» TASK DIRECTIONS: Filter the records below for the word "СмПриб". Copy each line that holds it.

» DATA EXCERPTS:
Start
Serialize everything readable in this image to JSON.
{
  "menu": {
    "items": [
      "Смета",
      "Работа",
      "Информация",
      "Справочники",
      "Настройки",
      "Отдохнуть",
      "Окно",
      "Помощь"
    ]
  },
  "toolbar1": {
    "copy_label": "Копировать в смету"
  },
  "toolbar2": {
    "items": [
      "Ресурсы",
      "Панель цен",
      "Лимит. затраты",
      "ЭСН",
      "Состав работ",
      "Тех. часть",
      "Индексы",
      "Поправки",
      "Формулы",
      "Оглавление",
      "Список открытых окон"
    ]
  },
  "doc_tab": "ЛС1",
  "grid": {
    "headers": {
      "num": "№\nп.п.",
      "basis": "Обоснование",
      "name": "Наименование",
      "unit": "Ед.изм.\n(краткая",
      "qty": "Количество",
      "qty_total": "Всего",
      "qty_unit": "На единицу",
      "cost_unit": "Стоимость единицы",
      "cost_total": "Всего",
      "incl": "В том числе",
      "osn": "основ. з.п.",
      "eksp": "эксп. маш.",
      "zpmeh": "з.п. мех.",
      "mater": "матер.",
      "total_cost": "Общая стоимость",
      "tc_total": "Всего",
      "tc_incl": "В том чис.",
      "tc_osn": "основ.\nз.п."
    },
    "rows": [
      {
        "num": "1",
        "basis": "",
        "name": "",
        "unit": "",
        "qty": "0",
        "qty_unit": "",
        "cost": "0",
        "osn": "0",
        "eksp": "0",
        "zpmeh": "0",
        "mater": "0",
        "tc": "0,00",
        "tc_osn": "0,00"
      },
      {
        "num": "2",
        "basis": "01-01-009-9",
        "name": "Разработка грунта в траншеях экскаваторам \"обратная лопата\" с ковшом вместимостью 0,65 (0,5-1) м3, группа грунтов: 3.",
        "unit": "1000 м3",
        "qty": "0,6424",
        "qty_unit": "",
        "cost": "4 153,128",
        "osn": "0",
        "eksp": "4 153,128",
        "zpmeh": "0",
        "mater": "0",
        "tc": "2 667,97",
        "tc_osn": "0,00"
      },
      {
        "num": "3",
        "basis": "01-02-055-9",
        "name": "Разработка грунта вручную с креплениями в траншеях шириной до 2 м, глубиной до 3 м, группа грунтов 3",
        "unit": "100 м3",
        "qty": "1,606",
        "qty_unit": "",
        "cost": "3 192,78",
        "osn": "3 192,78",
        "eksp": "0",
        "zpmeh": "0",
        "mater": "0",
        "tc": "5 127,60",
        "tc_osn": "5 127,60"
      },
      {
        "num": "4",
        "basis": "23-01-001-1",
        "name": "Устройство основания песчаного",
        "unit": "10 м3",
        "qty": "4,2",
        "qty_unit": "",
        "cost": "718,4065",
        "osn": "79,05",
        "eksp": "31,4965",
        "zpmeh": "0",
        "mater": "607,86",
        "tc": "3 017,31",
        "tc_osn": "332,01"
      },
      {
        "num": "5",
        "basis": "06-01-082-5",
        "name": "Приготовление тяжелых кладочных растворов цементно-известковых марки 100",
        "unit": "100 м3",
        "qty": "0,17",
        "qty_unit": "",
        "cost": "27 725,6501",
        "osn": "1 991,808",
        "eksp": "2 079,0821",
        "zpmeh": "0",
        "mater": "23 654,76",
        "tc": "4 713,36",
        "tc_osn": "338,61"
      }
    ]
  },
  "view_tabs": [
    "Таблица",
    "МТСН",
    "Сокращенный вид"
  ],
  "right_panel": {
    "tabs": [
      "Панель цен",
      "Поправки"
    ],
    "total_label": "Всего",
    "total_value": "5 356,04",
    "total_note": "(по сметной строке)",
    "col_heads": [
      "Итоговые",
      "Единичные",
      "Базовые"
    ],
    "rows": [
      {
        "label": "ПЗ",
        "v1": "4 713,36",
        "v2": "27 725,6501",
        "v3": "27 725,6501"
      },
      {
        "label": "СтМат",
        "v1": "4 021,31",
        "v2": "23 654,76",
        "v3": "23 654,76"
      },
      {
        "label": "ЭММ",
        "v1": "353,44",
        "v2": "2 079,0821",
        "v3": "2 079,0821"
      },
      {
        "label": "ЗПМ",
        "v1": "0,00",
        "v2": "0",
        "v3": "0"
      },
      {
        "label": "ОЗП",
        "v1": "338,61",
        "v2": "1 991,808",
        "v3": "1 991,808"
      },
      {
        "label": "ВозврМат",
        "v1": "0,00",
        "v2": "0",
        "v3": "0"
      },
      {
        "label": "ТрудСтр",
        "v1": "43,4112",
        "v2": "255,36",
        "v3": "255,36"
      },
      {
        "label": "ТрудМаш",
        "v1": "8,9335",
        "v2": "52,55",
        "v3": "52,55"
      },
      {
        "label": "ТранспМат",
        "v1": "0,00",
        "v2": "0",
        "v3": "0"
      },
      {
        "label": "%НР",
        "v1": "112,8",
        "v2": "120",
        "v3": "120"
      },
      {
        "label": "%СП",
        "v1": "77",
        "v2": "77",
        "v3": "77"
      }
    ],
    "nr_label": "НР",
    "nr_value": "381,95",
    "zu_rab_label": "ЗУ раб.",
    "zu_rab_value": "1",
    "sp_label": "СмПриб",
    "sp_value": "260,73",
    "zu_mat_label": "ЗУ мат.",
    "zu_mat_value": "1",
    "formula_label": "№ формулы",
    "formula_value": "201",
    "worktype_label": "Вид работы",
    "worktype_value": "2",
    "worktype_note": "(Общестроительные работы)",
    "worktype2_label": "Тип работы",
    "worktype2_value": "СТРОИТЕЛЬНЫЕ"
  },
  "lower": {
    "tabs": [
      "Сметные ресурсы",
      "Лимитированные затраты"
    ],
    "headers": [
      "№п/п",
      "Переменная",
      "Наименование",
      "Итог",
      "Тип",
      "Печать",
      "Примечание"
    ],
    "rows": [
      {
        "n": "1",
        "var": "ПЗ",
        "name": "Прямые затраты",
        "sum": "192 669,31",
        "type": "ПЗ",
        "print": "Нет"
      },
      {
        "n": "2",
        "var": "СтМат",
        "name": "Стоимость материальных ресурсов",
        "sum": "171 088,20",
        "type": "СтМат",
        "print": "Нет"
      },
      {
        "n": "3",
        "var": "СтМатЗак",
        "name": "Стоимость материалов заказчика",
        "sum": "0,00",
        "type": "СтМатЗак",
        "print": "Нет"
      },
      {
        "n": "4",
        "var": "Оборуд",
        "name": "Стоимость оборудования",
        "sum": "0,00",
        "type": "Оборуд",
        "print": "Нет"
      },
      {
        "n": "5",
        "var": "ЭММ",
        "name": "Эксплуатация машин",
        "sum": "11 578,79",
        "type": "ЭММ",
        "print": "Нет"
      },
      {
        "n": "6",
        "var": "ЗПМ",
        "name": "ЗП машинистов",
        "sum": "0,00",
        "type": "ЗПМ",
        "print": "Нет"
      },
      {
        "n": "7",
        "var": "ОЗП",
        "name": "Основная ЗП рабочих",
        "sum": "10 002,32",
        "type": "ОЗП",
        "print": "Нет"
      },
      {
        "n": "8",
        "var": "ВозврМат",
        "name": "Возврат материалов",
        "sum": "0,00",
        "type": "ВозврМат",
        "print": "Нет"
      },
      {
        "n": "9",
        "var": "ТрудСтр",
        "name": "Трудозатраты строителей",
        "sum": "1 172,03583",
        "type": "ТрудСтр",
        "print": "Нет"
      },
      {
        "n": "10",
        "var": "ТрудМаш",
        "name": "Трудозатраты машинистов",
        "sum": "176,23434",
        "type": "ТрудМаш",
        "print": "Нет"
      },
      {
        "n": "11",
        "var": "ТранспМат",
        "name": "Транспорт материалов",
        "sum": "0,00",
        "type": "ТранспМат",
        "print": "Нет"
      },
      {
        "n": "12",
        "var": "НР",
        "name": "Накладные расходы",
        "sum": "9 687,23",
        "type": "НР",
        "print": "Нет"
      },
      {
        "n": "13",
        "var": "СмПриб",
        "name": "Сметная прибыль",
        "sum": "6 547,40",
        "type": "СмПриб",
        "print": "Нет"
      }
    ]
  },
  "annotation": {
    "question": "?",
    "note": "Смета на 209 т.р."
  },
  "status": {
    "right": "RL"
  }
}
End
» WRITTEN SOLUTION:
    "sp_label": "СмПриб",
        "var": "СмПриб",
        "type": "СмПриб",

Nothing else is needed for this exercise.